▶ Page extract
###
Section 3.3 Survival of Representations and Warranties. All
representations and warranties made in this Amendment or any other Loan Document
shall survive the execution and delivery of this Amendment and the other Loan
Documents, and no investigation by Agent or any Lender, or any closing, shall
affect the representations and warranties or the right of Agent and the Lenders
to rely upon them.
Section 3.4 Reference to Agreement. Each of the Loan Documents,
including the Agreement, the Amendment Documents and any and all other
agreements, documents or instruments now or hereafter executed and/or delivered
pursuant to the terms hereof or pursuant to the terms of the Agreement as
amended hereby, are hereby amended so that any reference in such Loan Documents
to the Agreement, whether direct or indirect, shall mean a reference to the
Agreement as amended hereby.
Section 3.5 Severability. Any provision of this Amendment held by a
court of competent jurisdiction to be invalid or unenforceable shall not impair
or invalidate the remainder of this Amendment and the effect thereof shall be
confined to the provision so held to be invalid or unenforceable.
###
▶ Supplied information
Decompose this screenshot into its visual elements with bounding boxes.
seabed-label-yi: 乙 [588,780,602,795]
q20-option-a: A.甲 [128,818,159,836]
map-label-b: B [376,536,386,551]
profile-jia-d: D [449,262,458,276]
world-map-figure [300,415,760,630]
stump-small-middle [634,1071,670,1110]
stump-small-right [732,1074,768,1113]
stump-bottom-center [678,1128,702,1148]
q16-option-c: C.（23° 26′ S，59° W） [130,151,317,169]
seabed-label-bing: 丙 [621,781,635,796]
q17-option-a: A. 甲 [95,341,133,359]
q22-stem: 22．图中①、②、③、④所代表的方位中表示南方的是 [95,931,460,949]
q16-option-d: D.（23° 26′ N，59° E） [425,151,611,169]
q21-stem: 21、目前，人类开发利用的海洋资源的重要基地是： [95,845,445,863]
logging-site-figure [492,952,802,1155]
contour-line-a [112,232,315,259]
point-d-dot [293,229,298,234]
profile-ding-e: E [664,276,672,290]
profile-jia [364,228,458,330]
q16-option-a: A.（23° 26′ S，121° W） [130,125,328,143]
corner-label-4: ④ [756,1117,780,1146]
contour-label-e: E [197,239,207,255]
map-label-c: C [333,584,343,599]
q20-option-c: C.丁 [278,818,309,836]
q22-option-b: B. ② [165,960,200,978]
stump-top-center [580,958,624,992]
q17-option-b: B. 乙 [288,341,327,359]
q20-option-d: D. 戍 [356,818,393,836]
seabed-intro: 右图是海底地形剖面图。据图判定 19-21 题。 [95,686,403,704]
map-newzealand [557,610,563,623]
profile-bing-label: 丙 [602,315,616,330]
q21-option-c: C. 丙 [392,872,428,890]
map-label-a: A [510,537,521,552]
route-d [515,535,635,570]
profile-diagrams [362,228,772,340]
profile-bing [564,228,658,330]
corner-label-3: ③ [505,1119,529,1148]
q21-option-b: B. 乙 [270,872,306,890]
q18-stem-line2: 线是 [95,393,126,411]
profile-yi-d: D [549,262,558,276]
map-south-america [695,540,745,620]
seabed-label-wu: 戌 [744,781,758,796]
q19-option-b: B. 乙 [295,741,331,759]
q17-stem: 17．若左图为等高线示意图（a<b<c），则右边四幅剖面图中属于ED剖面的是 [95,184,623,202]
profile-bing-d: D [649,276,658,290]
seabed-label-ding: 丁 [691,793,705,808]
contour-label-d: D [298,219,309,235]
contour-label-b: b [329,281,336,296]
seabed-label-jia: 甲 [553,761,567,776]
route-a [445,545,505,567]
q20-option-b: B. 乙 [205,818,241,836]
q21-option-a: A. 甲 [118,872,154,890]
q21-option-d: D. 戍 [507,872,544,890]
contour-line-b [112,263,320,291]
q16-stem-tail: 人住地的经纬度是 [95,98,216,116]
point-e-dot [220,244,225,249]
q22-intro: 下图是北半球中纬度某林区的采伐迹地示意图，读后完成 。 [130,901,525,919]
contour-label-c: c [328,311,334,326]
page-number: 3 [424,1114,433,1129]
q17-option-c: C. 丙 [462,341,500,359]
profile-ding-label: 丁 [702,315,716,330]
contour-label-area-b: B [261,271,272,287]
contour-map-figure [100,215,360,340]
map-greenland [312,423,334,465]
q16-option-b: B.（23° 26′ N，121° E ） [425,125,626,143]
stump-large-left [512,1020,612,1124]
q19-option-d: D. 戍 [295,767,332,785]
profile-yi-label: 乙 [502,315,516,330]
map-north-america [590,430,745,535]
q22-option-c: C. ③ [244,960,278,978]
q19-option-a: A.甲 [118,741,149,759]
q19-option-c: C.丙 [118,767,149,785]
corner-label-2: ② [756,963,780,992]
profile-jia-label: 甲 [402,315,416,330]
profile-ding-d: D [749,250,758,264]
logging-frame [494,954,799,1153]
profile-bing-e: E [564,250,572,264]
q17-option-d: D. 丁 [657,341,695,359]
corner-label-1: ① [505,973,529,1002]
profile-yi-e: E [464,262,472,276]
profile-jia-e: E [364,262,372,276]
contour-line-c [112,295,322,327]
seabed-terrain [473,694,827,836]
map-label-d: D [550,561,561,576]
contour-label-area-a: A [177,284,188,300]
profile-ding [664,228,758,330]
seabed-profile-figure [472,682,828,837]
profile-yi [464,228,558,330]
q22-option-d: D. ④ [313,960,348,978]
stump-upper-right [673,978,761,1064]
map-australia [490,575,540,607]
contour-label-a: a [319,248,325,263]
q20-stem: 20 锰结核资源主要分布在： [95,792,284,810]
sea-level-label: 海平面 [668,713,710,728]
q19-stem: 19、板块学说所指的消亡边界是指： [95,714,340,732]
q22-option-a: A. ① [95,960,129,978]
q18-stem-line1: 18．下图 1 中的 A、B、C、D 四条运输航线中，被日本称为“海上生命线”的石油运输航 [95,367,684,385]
###
▶ Instruction 1
According to the loan amendment text, what cannot affect the representations and warranties or the right of Agent and the Lenders to rely on them?
▶ Instruction 2
Please quote the records from their first line up to and including the line with "q16-option-d: D.（23° 26′".

▶ Written answer 1
No investigation by Agent or any Lender, and no closing, can affect them.

▶ Written answer 2
Decompose this screenshot into its visual elements with bounding boxes.
seabed-label-yi: 乙 [588,780,602,795]
q20-option-a: A.甲 [128,818,159,836]
map-label-b: B [376,536,386,551]
profile-jia-d: D [449,262,458,276]
world-map-figure [300,415,760,630]
stump-small-middle [634,1071,670,1110]
stump-small-right [732,1074,768,1113]
stump-bottom-center [678,1128,702,1148]
q16-option-c: C.（23° 26′ S，59° W） [130,151,317,169]
seabed-label-bing: 丙 [621,781,635,796]
q17-option-a: A. 甲 [95,341,133,359]
q22-stem: 22．图中①、②、③、④所代表的方位中表示南方的是 [95,931,460,949]
q16-option-d: D.（23° 26′ N，59° E） [425,151,611,169]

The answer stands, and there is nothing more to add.